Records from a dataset
---------------
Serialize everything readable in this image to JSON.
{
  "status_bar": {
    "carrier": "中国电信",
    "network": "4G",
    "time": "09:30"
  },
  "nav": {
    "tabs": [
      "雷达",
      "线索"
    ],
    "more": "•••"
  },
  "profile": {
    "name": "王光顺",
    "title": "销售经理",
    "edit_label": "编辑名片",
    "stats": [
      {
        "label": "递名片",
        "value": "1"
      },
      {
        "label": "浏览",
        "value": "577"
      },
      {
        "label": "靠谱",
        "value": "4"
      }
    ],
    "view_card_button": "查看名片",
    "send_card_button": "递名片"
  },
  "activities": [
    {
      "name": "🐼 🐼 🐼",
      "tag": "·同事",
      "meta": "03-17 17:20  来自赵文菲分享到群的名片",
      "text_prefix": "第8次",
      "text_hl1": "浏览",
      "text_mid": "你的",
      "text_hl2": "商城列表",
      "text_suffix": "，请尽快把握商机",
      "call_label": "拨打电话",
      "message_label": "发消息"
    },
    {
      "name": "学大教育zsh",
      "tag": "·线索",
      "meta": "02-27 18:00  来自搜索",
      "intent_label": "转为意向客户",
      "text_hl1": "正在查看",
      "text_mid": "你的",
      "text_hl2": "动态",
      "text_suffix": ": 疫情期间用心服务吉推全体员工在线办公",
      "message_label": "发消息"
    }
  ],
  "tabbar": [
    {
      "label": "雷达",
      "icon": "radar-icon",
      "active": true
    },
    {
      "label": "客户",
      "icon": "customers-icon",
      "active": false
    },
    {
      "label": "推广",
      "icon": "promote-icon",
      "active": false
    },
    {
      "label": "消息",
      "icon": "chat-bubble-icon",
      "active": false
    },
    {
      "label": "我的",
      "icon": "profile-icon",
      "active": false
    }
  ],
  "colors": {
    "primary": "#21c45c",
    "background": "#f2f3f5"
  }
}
---------------
Task objective
Repeat all of the records above exactly as they appear.

Solution to this task
Serialize everything readable in this image to JSON.
{
  "status_bar": {
    "carrier": "中国电信",
    "network": "4G",
    "time": "09:30"
  },
  "nav": {
    "tabs": [
      "雷达",
      "线索"
    ],
    "more": "•••"
  },
  "profile": {
    "name": "王光顺",
    "title": "销售经理",
    "edit_label": "编辑名片",
    "stats": [
      {
        "label": "递名片",
        "value": "1"
      },
      {
        "label": "浏览",
        "value": "577"
      },
      {
        "label": "靠谱",
        "value": "4"
      }
    ],
    "view_card_button": "查看名片",
    "send_card_button": "递名片"
  },
  "activities": [
    {
      "name": "🐼 🐼 🐼",
      "tag": "·同事",
      "meta": "03-17 17:20  来自赵文菲分享到群的名片",
      "text_prefix": "第8次",
      "text_hl1": "浏览",
      "text_mid": "你的",
      "text_hl2": "商城列表",
      "text_suffix": "，请尽快把握商机",
      "call_label": "拨打电话",
      "message_label": "发消息"
    },
    {
      "name": "学大教育zsh",
      "tag": "·线索",
      "meta": "02-27 18:00  来自搜索",
      "intent_label": "转为意向客户",
      "text_hl1": "正在查看",
      "text_mid": "你的",
      "text_hl2": "动态",
      "text_suffix": ": 疫情期间用心服务吉推全体员工在线办公",
      "message_label": "发消息"
    }
  ],
  "tabbar": [
    {
      "label": "雷达",
      "icon": "radar-icon",
      "active": true
    },
    {
      "label": "客户",
      "icon": "customers-icon",
      "active": false
    },
    {
      "label": "推广",
      "icon": "promote-icon",
      "active": false
    },
    {
      "label": "消息",
      "icon": "chat-bubble-icon",
      "active": false
    },
    {
      "label": "我的",
      "icon": "profile-icon",
      "active": false
    }
  ],
  "colors": {
    "primary": "#21c45c",
    "background": "#f2f3f5"
  }
}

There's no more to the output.